- _Task list_:
- 1) In the announcement of the creativity call with Marcy and Katherine Tilton, what does the passage from "On this call, we’ll" up to and including "even just happening)?" read like if you change "potent inquiry" to "deep inquiry"?
- 2) Can you write what comes next in the announcement of the creativity call with Marcy and Katherine Tilton, picking up right after its final sentence?

- _Supplied text_:

= = = = =

10 Secrets of Being an Everyday Creative
The Soul’s Need to Make Something from Nothing
with Marcy Tilton & Katherine Tilton, Everyday Creatives
Join me, Claire O’Connor, on October 26, 2011, as I host two of the most joyfully, prolifically creative women I know, who happen to be sisters: Katherine Tilton and Marcy Tilton.
Click here to access the recording of Marcy and Katherine’s call
Our conversation will center around these juicy topics, which I predict will be of great interest and service to other practicing and aspiring creatives:
- Fueling the art of the possible
- Igniting a renewed sense of creative courage
- Trusting the natural organic flow of the creative process
- Starting with one thing
- Noticing and being curious
Fed by the pleasure of collaborating as sisters, Marcy and Katherine Tilton uniquely blend daily life while living and working at home as successful artists and clothing designers.
Everyday, they practice flexing their creative muscles and priming the pump of their creative juices. They can’t imagine life without this essential foundation.
As a result, exuberant creative expression has become a perfectly normal activity in their household. And it takes many forms. It might be developing a new pattern, making clothes, photography, cooking, or very big creative projects like running the fabric business.
The common thread is the soul’s need to make things from nothing, the utter physical need to work with their hands.
Marcy says, “I create every day, for fun, for class preparation, for the pleasure of making, figuring out a design, for the challenge of solving a problem. I appreciate ‘mistakes’ because so many new techniques, ideas and improvements take place because of them.”
On this call, we’ll also make a potent inquiry into:
- ‘Niggles’ that sabotage our creativity and joy
- What is it that stops my creativity just short of amazing (or even just happening)?
- What is the thought, belief, pattern and/or idea I have about who I am and what I am capable of, that keep me thinking I can’t do something? Or that what I do won’t be good (important/meaningful/etc.) enough?
About Marcy & Katherine
Recognized internationally as inspiring and generous teachers, best friends and sisters Marcy Tilton and Katherine Tilton are both extraordinary fiber artists, creativity teachers and clothing designers who inspire others to ignite their creativity in everyday and playful ways.

= = = = =

(Document understanding records)
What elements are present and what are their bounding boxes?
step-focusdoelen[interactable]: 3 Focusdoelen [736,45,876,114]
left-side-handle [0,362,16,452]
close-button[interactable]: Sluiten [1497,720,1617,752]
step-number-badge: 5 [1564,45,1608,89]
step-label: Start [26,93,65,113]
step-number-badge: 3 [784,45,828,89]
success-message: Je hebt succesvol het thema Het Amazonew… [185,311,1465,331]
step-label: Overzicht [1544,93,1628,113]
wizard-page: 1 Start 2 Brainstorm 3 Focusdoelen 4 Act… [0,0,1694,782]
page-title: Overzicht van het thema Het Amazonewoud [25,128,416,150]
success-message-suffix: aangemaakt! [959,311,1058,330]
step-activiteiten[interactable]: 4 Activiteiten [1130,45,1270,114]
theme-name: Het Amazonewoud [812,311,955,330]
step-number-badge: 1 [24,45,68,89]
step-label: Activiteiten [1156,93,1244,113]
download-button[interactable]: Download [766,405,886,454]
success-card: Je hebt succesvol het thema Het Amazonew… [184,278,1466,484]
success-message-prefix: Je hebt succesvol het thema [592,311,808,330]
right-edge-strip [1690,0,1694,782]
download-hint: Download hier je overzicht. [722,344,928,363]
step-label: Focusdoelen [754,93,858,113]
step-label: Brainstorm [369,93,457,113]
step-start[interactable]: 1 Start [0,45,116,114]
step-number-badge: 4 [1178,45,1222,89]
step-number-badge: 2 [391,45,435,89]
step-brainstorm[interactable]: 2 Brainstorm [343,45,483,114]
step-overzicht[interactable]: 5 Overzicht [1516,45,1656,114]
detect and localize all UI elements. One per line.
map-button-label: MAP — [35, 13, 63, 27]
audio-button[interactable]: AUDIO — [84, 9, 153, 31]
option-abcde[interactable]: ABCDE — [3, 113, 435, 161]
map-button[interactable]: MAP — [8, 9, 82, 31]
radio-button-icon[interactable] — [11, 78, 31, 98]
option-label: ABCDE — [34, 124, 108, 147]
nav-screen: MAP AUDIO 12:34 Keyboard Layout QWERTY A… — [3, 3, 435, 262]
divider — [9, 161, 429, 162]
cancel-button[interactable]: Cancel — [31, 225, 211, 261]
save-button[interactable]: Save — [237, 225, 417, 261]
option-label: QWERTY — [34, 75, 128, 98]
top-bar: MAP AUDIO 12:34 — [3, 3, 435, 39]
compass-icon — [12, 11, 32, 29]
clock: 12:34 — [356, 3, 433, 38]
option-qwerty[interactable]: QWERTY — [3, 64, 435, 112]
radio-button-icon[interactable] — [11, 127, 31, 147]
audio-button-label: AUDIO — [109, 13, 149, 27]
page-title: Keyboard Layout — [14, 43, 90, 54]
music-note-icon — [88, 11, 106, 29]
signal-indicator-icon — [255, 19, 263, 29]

= = = = =

- _Answers in order_:
- 1)
On this call, we’ll also make a deep inquiry into:
- ‘Niggles’ that sabotage our creativity and joy
- What is it that stops my creativity just short of amazing (or even just happening)?

- 2)
Both women are everyday creatives who’ve been creating all their lives. Marcy and Katherine each design their own line of Vogue patterns and produce an extensive line of silk screens for fiber artists.
Marcy’s love affair with Paris led her to enroll her sister in co-leading intimate tours with a creativity and design twist, the perennially sold-out Paris Tilton Tour: 7 Magical, Inspiring and Artful Days in Paris. Their extraordinary insider resources, secrets of place, and wellsprings of inspiration converge to create a spectacular design connoisseur’s view of the incomparable City of Light.
Katherine freelances for Threads Magazine. Marcy co-produces Design Outside the Lines creativity/sewing/fiber retreats with Diane Ericson. In collaboration with former Threads Magazine editor David Coffin, Marcy developed 4 teaching CD-ROMs, including: On the Surface and Where Did You Get That T-Shirt? and Katherine created the CD-ROM, The Transformed T.
Marcy says, “I love teaching and communicating about sewing and clothes, fashion and fiber arts, because through this I continue to learn and grow.” Katherine says, ”I have a vivid memory of one of my first drawings — a woman sitting in a chair. What a great feeling of accomplishment when I’d satisfactorily solved the problem of how to depict her form in line on paper. That sense of satisfaction continues to be present as I create today. The art forms and materials used expand and contract to include drawing, painting, designing, sewing, sculpting — I love it all!”
The sisters luxuriate in creating everyday on a beautiful property in rural southwest Oregon, where they’ve each equipped themselves with their own fabulous working studios, as well as having a separate space for a fabric-filled Art Barn which Marcy offers for sale on her website, www.marcytilton.com.